Can you write out the whole listing exactly?

********

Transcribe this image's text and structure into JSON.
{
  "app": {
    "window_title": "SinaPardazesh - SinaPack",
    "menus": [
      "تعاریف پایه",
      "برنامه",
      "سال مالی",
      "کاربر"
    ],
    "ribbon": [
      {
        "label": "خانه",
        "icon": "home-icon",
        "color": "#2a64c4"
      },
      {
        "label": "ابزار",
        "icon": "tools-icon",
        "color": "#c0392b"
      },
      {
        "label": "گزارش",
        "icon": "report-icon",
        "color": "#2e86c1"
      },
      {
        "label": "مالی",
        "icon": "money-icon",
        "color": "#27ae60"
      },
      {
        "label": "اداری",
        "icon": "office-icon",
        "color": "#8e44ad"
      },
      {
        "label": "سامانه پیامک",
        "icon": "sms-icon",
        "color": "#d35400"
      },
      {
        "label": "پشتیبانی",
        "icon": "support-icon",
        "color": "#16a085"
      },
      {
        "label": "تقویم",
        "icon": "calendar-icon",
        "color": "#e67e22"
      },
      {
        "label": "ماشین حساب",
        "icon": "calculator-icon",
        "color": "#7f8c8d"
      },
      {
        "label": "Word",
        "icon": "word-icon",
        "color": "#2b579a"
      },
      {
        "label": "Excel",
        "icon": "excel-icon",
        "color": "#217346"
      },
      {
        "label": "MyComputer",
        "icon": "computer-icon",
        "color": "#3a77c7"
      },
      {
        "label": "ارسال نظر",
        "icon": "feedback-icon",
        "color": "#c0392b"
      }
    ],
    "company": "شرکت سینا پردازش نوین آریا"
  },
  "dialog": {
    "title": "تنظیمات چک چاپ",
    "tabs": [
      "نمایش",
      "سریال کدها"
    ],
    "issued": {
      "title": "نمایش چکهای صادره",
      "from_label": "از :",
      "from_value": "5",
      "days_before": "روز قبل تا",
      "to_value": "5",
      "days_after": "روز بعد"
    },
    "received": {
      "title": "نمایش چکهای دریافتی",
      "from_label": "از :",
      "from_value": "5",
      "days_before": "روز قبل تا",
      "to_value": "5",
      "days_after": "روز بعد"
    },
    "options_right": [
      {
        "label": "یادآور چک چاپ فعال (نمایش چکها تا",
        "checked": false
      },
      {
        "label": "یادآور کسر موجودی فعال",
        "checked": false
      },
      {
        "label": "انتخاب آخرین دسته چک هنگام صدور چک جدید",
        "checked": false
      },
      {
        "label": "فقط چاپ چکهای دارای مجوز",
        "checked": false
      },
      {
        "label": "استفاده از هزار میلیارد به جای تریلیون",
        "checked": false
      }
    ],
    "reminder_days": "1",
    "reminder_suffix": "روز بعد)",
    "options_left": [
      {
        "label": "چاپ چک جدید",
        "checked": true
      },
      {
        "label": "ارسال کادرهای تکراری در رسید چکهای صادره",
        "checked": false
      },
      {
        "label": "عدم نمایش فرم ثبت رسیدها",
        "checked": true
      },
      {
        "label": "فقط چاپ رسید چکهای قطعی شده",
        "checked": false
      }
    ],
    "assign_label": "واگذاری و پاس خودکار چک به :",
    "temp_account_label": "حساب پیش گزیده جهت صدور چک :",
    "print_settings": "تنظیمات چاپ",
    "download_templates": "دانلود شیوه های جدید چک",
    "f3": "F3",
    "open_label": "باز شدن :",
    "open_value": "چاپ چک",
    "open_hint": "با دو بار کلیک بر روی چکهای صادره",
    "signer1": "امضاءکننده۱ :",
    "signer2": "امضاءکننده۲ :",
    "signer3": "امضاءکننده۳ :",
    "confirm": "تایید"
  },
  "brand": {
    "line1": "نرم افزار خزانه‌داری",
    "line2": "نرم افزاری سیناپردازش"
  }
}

********

Result of the exercise:
Transcribe this image's text and structure into JSON.
{
  "app": {
    "window_title": "SinaPardazesh - SinaPack",
    "menus": [
      "تعاریف پایه",
      "برنامه",
      "سال مالی",
      "کاربر"
    ],
    "ribbon": [
      {
        "label": "خانه",
        "icon": "home-icon",
        "color": "#2a64c4"
      },
      {
        "label": "ابزار",
        "icon": "tools-icon",
        "color": "#c0392b"
      },
      {
        "label": "گزارش",
        "icon": "report-icon",
        "color": "#2e86c1"
      },
      {
        "label": "مالی",
        "icon": "money-icon",
        "color": "#27ae60"
      },
      {
        "label": "اداری",
        "icon": "office-icon",
        "color": "#8e44ad"
      },
      {
        "label": "سامانه پیامک",
        "icon": "sms-icon",
        "color": "#d35400"
      },
      {
        "label": "پشتیبانی",
        "icon": "support-icon",
        "color": "#16a085"
      },
      {
        "label": "تقویم",
        "icon": "calendar-icon",
        "color": "#e67e22"
      },
      {
        "label": "ماشین حساب",
        "icon": "calculator-icon",
        "color": "#7f8c8d"
      },
      {
        "label": "Word",
        "icon": "word-icon",
        "color": "#2b579a"
      },
      {
        "label": "Excel",
        "icon": "excel-icon",
        "color": "#217346"
      },
      {
        "label": "MyComputer",
        "icon": "computer-icon",
        "color": "#3a77c7"
      },
      {
        "label": "ارسال نظر",
        "icon": "feedback-icon",
        "color": "#c0392b"
      }
    ],
    "company": "شرکت سینا پردازش نوین آریا"
  },
  "dialog": {
    "title": "تنظیمات چک چاپ",
    "tabs": [
      "نمایش",
      "سریال کدها"
    ],
    "issued": {
      "title": "نمایش چکهای صادره",
      "from_label": "از :",
      "from_value": "5",
      "days_before": "روز قبل تا",
      "to_value": "5",
      "days_after": "روز بعد"
    },
    "received": {
      "title": "نمایش چکهای دریافتی",
      "from_label": "از :",
      "from_value": "5",
      "days_before": "روز قبل تا",
      "to_value": "5",
      "days_after": "روز بعد"
    },
    "options_right": [
      {
        "label": "یادآور چک چاپ فعال (نمایش چکها تا",
        "checked": false
      },
      {
        "label": "یادآور کسر موجودی فعال",
        "checked": false
      },
      {
        "label": "انتخاب آخرین دسته چک هنگام صدور چک جدید",
        "checked": false
      },
      {
        "label": "فقط چاپ چکهای دارای مجوز",
        "checked": false
      },
      {
        "label": "استفاده از هزار میلیارد به جای تریلیون",
        "checked": false
      }
    ],
    "reminder_days": "1",
    "reminder_suffix": "روز بعد)",
    "options_left": [
      {
        "label": "چاپ چک جدید",
        "checked": true
      },
      {
        "label": "ارسال کادرهای تکراری در رسید چکهای صادره",
        "checked": false
      },
      {
        "label": "عدم نمایش فرم ثبت رسیدها",
        "checked": true
      },
      {
        "label": "فقط چاپ رسید چکهای قطعی شده",
        "checked": false
      }
    ],
    "assign_label": "واگذاری و پاس خودکار چک به :",
    "temp_account_label": "حساب پیش گزیده جهت صدور چک :",
    "print_settings": "تنظیمات چاپ",
    "download_templates": "دانلود شیوه های جدید چک",
    "f3": "F3",
    "open_label": "باز شدن :",
    "open_value": "چاپ چک",
    "open_hint": "با دو بار کلیک بر روی چکهای صادره",
    "signer1": "امضاءکننده۱ :",
    "signer2": "امضاءکننده۲ :",
    "signer3": "امضاءکننده۳ :",
    "confirm": "تایید"
  },
  "brand": {
    "line1": "نرم افزار خزانه‌داری",
    "line2": "نرم افزاری سیناپردازش"
  }
}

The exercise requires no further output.